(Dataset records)
+++++

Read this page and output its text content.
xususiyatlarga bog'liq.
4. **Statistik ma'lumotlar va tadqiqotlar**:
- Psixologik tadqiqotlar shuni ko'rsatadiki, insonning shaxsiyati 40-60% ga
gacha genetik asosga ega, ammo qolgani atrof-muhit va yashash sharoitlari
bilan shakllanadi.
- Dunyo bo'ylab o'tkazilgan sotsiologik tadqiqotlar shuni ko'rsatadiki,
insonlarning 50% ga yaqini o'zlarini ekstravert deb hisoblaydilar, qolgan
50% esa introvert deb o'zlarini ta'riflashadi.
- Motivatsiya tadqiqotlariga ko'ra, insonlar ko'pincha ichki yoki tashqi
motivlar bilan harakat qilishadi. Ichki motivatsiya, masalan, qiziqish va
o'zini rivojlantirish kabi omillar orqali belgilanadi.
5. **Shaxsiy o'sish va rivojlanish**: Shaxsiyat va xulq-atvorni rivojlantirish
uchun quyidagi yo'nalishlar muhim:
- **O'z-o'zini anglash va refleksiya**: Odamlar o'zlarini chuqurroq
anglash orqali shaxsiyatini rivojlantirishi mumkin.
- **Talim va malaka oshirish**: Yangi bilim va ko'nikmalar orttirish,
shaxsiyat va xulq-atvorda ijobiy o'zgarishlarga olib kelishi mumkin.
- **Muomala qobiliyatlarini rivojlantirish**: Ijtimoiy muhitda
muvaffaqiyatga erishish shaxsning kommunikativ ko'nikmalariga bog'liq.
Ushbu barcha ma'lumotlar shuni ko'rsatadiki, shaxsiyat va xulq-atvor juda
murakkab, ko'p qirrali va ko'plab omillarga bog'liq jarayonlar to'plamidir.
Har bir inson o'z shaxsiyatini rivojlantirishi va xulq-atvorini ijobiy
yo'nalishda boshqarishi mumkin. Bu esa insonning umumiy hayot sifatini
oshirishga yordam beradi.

+++++

**Requirement**
Reproduce the entries above in full by retyping them exactly.

**Full output**
Read this page and output its text content.
xususiyatlarga bog'liq.
4. **Statistik ma'lumotlar va tadqiqotlar**:
- Psixologik tadqiqotlar shuni ko'rsatadiki, insonning shaxsiyati 40-60% ga
gacha genetik asosga ega, ammo qolgani atrof-muhit va yashash sharoitlari
bilan shakllanadi.
- Dunyo bo'ylab o'tkazilgan sotsiologik tadqiqotlar shuni ko'rsatadiki,
insonlarning 50% ga yaqini o'zlarini ekstravert deb hisoblaydilar, qolgan
50% esa introvert deb o'zlarini ta'riflashadi.
- Motivatsiya tadqiqotlariga ko'ra, insonlar ko'pincha ichki yoki tashqi
motivlar bilan harakat qilishadi. Ichki motivatsiya, masalan, qiziqish va
o'zini rivojlantirish kabi omillar orqali belgilanadi.
5. **Shaxsiy o'sish va rivojlanish**: Shaxsiyat va xulq-atvorni rivojlantirish
uchun quyidagi yo'nalishlar muhim:
- **O'z-o'zini anglash va refleksiya**: Odamlar o'zlarini chuqurroq
anglash orqali shaxsiyatini rivojlantirishi mumkin.
- **Talim va malaka oshirish**: Yangi bilim va ko'nikmalar orttirish,
shaxsiyat va xulq-atvorda ijobiy o'zgarishlarga olib kelishi mumkin.
- **Muomala qobiliyatlarini rivojlantirish**: Ijtimoiy muhitda
muvaffaqiyatga erishish shaxsning kommunikativ ko'nikmalariga bog'liq.
Ushbu barcha ma'lumotlar shuni ko'rsatadiki, shaxsiyat va xulq-atvor juda
murakkab, ko'p qirrali va ko'plab omillarga bog'liq jarayonlar to'plamidir.
Har bir inson o'z shaxsiyatini rivojlantirishi va xulq-atvorini ijobiy
yo'nalishda boshqarishi mumkin. Bu esa insonning umumiy hayot sifatini
oshirishga yordam beradi.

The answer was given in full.